The problem —
Faithfully return all lines, omitting every embedded picture.

[START OF Records]

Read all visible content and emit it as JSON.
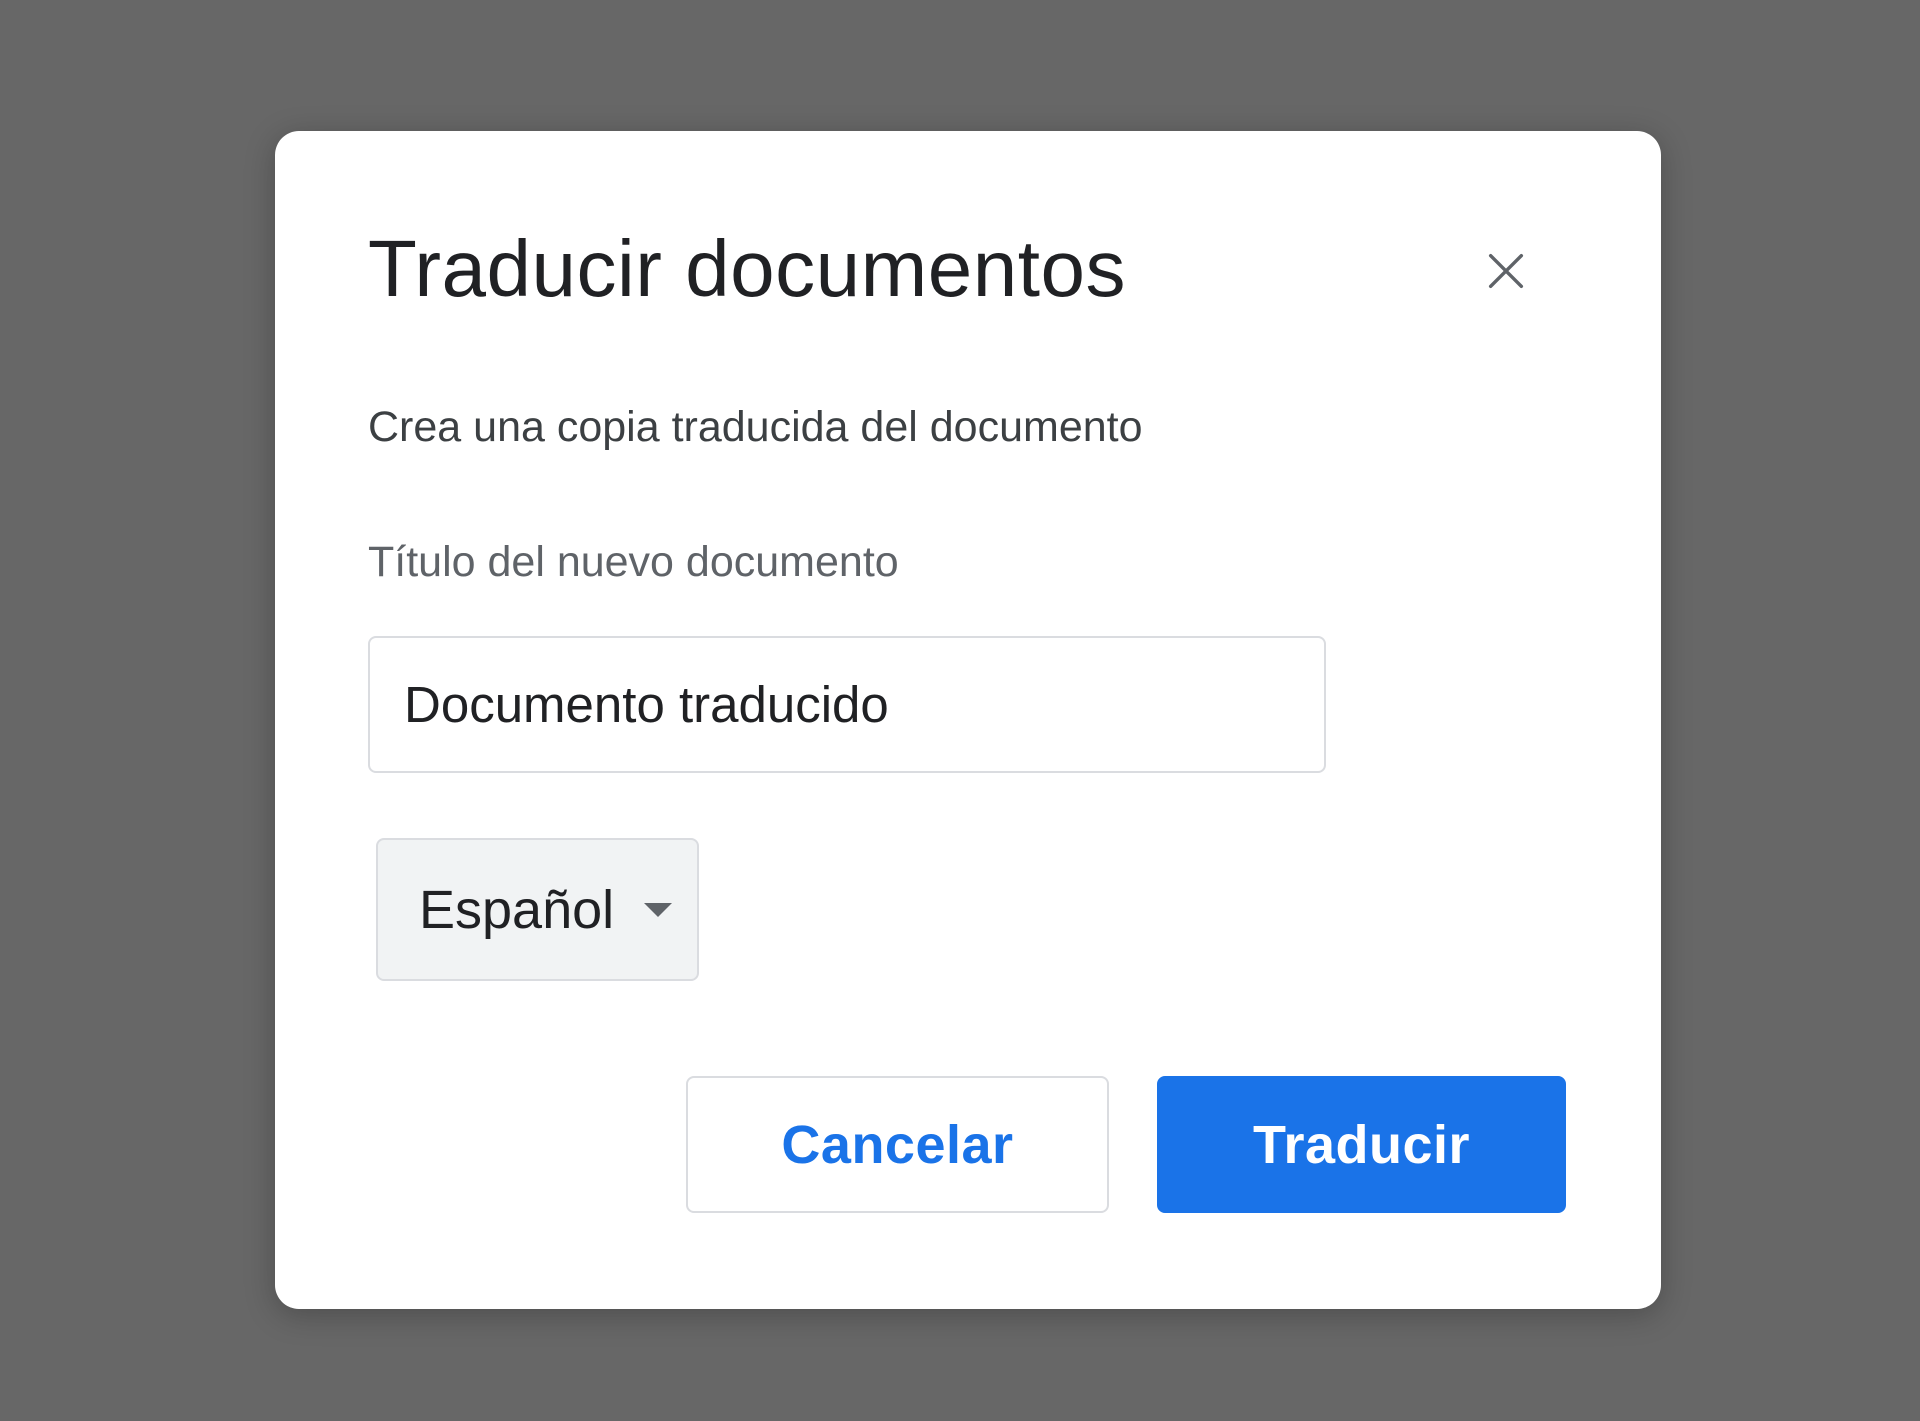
{
  "dialog": {
    "title": "Traducir documentos",
    "subtitle": "Crea una copia traducida del documento",
    "field_label": "Título del nuevo documento",
    "title_input_value": "Documento traducido",
    "language": {
      "selected": "Español"
    },
    "buttons": {
      "cancel_label": "Cancelar",
      "translate_label": "Traducir"
    },
    "close_icon": "close-icon"
  },
  "colors": {
    "accent": "#1a73e8",
    "backdrop": "#676767",
    "dialog_bg": "#ffffff"
  }
}
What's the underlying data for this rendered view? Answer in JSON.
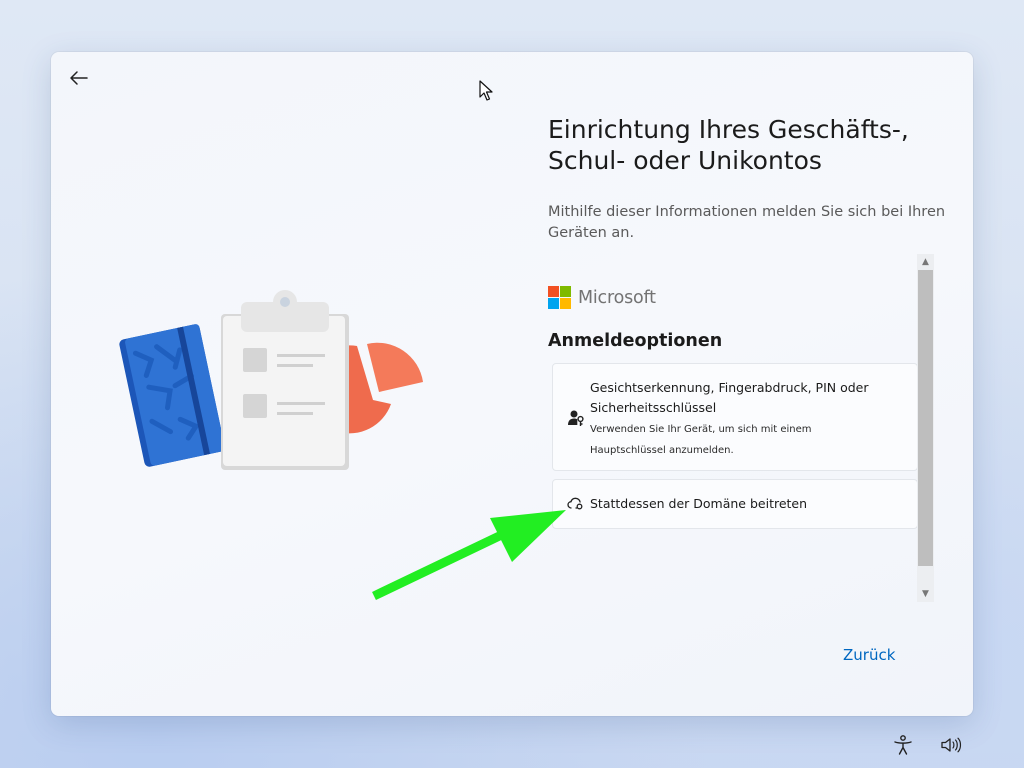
{
  "page": {
    "title": "Einrichtung Ihres Geschäfts-, Schul- oder Unikontos",
    "subtitle": "Mithilfe dieser Informationen melden Sie sich bei Ihren Geräten an."
  },
  "brand": {
    "name": "Microsoft",
    "colors": [
      "#f25022",
      "#7fba00",
      "#00a4ef",
      "#ffb900"
    ]
  },
  "signin": {
    "section_title": "Anmeldeoptionen",
    "options": [
      {
        "title": "Gesichtserkennung, Fingerabdruck, PIN oder Sicherheitsschlüssel",
        "description": "Verwenden Sie Ihr Gerät, um sich mit einem Hauptschlüssel anzumelden.",
        "icon": "user-key-icon"
      },
      {
        "title": "Stattdessen der Domäne beitreten",
        "icon": "cloud-key-icon"
      }
    ]
  },
  "footer": {
    "back_label": "Zurück"
  },
  "colors": {
    "accent": "#0067c0",
    "annotation_arrow": "#22ee22"
  }
}
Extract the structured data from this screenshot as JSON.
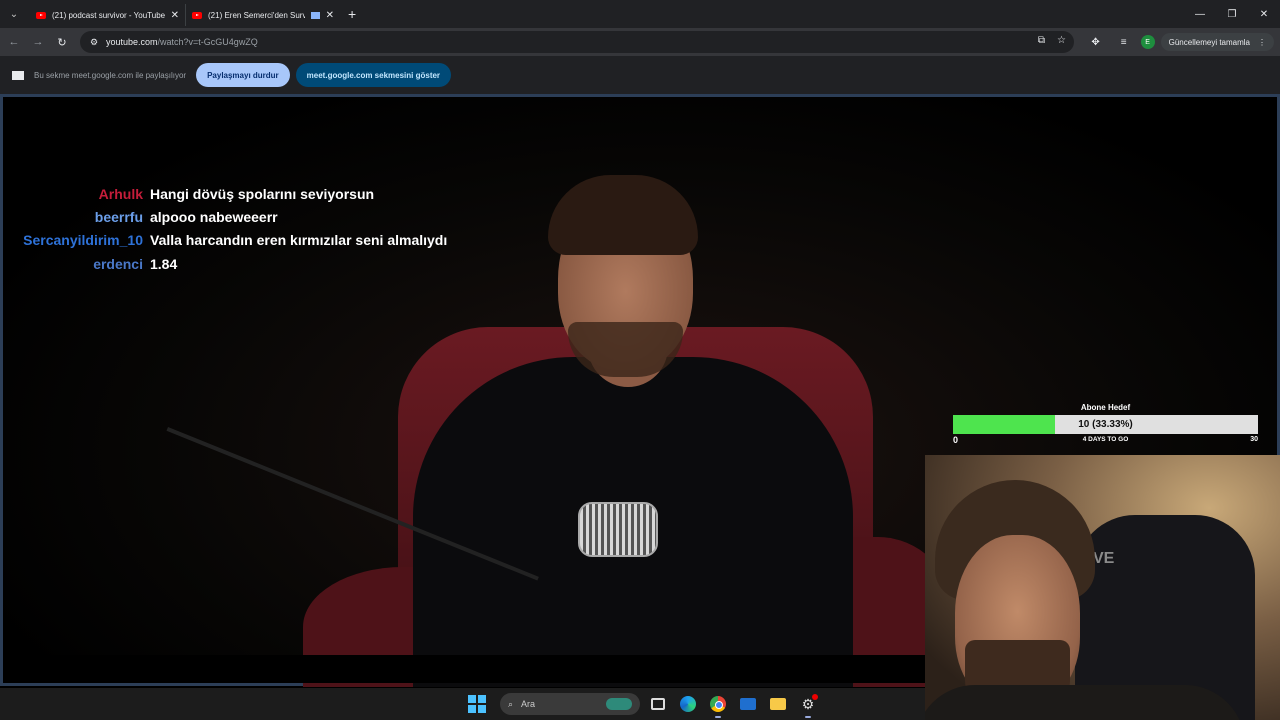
{
  "browser": {
    "tabs": [
      {
        "title": "(21) podcast survivor - YouTube",
        "close": "✕"
      },
      {
        "title": "(21) Eren Semerci'den Surv",
        "close": "✕"
      }
    ],
    "new_tab": "+",
    "window_controls": {
      "minimize": "—",
      "maximize": "❐",
      "close": "✕"
    },
    "address": {
      "host": "youtube.com",
      "path": "/watch?v=t-GcGU4gwZQ"
    },
    "update_button": "Güncellemeyi tamamla",
    "profile_initial": "E"
  },
  "share_bar": {
    "text": "Bu sekme meet.google.com ile paylaşılıyor",
    "stop_button": "Paylaşmayı durdur",
    "show_button": "meet.google.com sekmesini göster"
  },
  "chat": [
    {
      "user": "Arhulk",
      "color": "#c51d3a",
      "message": "Hangi dövüş spolarını seviyorsun"
    },
    {
      "user": "beerrfu",
      "color": "#6b9ee8",
      "message": "alpooo nabeweeerr"
    },
    {
      "user": "Sercanyildirim_10",
      "color": "#2e72d8",
      "message": "Valla harcandın eren kırmızılar seni almalıydı"
    },
    {
      "user": "erdenci",
      "color": "#4a78c8",
      "message": "1.84"
    }
  ],
  "goal": {
    "title": "Abone Hedef",
    "value_text": "10 (33.33%)",
    "progress": 0.3333,
    "min": "0",
    "days_left": "4 DAYS TO GO",
    "max": "30",
    "fill_color": "#4ee44e"
  },
  "webcam": {
    "chair_logo": "VE"
  },
  "taskbar": {
    "search_placeholder": "Ara",
    "apps": [
      "windows-start",
      "search",
      "task-view",
      "edge",
      "chrome",
      "mail",
      "file-explorer",
      "settings"
    ]
  }
}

[END OF Records]

Finished task —
Read all visible content and emit it as JSON.
{
  "dialog": {
    "title": "Traducir documentos",
    "subtitle": "Crea una copia traducida del documento",
    "field_label": "Título del nuevo documento",
    "title_input_value": "Documento traducido",
    "language": {
      "selected": "Español"
    },
    "buttons": {
      "cancel_label": "Cancelar",
      "translate_label": "Traducir"
    },
    "close_icon": "close-icon"
  },
  "colors": {
    "accent": "#1a73e8",
    "backdrop": "#676767",
    "dialog_bg": "#ffffff"
  }
}
What's the underlying data for this rendered view? Answer in JSON.
{
  "page": {
    "title": "Einrichtung Ihres Geschäfts-, Schul- oder Unikontos",
    "subtitle": "Mithilfe dieser Informationen melden Sie sich bei Ihren Geräten an."
  },
  "brand": {
    "name": "Microsoft",
    "colors": [
      "#f25022",
      "#7fba00",
      "#00a4ef",
      "#ffb900"
    ]
  },
  "signin": {
    "section_title": "Anmeldeoptionen",
    "options": [
      {
        "title": "Gesichtserkennung, Fingerabdruck, PIN oder Sicherheitsschlüssel",
        "description": "Verwenden Sie Ihr Gerät, um sich mit einem Hauptschlüssel anzumelden.",
        "icon": "user-key-icon"
      },
      {
        "title": "Stattdessen der Domäne beitreten",
        "icon": "cloud-key-icon"
      }
    ]
  },
  "footer": {
    "back_label": "Zurück"
  },
  "colors": {
    "accent": "#0067c0",
    "annotation_arrow": "#22ee22"
  }
}
Extract the structured data from this screenshot as JSON.
{
  "browser": {
    "tabs": [
      {
        "title": "(21) podcast survivor - YouTube",
        "close": "✕"
      },
      {
        "title": "(21) Eren Semerci'den Surv",
        "close": "✕"
      }
    ],
    "new_tab": "+",
    "window_controls": {
      "minimize": "—",
      "maximize": "❐",
      "close": "✕"
    },
    "address": {
      "host": "youtube.com",
      "path": "/watch?v=t-GcGU4gwZQ"
    },
    "update_button": "Güncellemeyi tamamla",
    "profile_initial": "E"
  },
  "share_bar": {
    "text": "Bu sekme meet.google.com ile paylaşılıyor",
    "stop_button": "Paylaşmayı durdur",
    "show_button": "meet.google.com sekmesini göster"
  },
  "chat": [
    {
      "user": "Arhulk",
      "color": "#c51d3a",
      "message": "Hangi dövüş spolarını seviyorsun"
    },
    {
      "user": "beerrfu",
      "color": "#6b9ee8",
      "message": "alpooo nabeweeerr"
    },
    {
      "user": "Sercanyildirim_10",
      "color": "#2e72d8",
      "message": "Valla harcandın eren kırmızılar seni almalıydı"
    },
    {
      "user": "erdenci",
      "color": "#4a78c8",
      "message": "1.84"
    }
  ],
  "goal": {
    "title": "Abone Hedef",
    "value_text": "10 (33.33%)",
    "progress": 0.3333,
    "min": "0",
    "days_left": "4 DAYS TO GO",
    "max": "30",
    "fill_color": "#4ee44e"
  },
  "webcam": {
    "chair_logo": "VE"
  },
  "taskbar": {
    "search_placeholder": "Ara",
    "apps": [
      "windows-start",
      "search",
      "task-view",
      "edge",
      "chrome",
      "mail",
      "file-explorer",
      "settings"
    ]
  }
}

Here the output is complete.